= WHAT YOU SHOULD DO =
Take each line that has the word "surface" and return it.

= SUPPLIED MATERIAL =
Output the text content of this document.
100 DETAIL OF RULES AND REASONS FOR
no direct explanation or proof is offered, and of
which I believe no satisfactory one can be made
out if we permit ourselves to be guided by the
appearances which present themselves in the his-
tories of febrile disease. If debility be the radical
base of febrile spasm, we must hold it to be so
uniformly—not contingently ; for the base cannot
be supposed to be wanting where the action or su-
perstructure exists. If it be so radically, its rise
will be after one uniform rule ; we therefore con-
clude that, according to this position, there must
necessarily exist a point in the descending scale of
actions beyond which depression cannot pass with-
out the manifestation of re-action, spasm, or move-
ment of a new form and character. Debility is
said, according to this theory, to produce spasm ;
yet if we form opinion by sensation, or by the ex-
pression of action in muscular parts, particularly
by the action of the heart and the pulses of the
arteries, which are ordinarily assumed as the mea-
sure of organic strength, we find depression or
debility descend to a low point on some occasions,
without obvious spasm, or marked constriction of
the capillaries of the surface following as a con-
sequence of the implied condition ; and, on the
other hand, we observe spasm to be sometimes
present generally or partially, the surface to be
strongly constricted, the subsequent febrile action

= CORRECT OUTPUT =
the capillaries of the surface following as a con-
present generally or partially, the surface to be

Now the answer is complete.